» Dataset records
↓↓↓

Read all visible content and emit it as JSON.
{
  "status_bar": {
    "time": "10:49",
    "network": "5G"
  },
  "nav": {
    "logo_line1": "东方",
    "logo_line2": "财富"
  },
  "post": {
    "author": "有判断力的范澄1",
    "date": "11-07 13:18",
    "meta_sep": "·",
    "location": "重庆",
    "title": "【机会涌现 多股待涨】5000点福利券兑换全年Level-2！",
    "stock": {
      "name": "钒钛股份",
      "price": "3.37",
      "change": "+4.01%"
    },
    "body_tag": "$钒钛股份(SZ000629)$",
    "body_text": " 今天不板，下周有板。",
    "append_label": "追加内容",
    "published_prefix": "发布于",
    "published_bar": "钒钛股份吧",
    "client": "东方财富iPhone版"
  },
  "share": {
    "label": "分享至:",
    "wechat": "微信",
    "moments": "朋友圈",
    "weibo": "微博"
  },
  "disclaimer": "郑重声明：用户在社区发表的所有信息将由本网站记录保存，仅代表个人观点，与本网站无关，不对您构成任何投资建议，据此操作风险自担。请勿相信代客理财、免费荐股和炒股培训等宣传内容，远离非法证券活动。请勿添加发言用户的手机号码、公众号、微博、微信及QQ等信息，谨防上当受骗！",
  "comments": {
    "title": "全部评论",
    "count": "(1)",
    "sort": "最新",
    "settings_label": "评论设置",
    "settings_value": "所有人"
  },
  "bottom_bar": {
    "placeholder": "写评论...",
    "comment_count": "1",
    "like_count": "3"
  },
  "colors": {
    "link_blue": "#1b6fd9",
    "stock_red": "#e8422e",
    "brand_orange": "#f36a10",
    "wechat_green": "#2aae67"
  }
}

↑↑↑

» What to produce
Exactly reproduce every line found in the records.

» Answer to the exercise
Read all visible content and emit it as JSON.
{
  "status_bar": {
    "time": "10:49",
    "network": "5G"
  },
  "nav": {
    "logo_line1": "东方",
    "logo_line2": "财富"
  },
  "post": {
    "author": "有判断力的范澄1",
    "date": "11-07 13:18",
    "meta_sep": "·",
    "location": "重庆",
    "title": "【机会涌现 多股待涨】5000点福利券兑换全年Level-2！",
    "stock": {
      "name": "钒钛股份",
      "price": "3.37",
      "change": "+4.01%"
    },
    "body_tag": "$钒钛股份(SZ000629)$",
    "body_text": " 今天不板，下周有板。",
    "append_label": "追加内容",
    "published_prefix": "发布于",
    "published_bar": "钒钛股份吧",
    "client": "东方财富iPhone版"
  },
  "share": {
    "label": "分享至:",
    "wechat": "微信",
    "moments": "朋友圈",
    "weibo": "微博"
  },
  "disclaimer": "郑重声明：用户在社区发表的所有信息将由本网站记录保存，仅代表个人观点，与本网站无关，不对您构成任何投资建议，据此操作风险自担。请勿相信代客理财、免费荐股和炒股培训等宣传内容，远离非法证券活动。请勿添加发言用户的手机号码、公众号、微博、微信及QQ等信息，谨防上当受骗！",
  "comments": {
    "title": "全部评论",
    "count": "(1)",
    "sort": "最新",
    "settings_label": "评论设置",
    "settings_value": "所有人"
  },
  "bottom_bar": {
    "placeholder": "写评论...",
    "comment_count": "1",
    "like_count": "3"
  },
  "colors": {
    "link_blue": "#1b6fd9",
    "stock_red": "#e8422e",
    "brand_orange": "#f36a10",
    "wechat_green": "#2aae67"
  }
}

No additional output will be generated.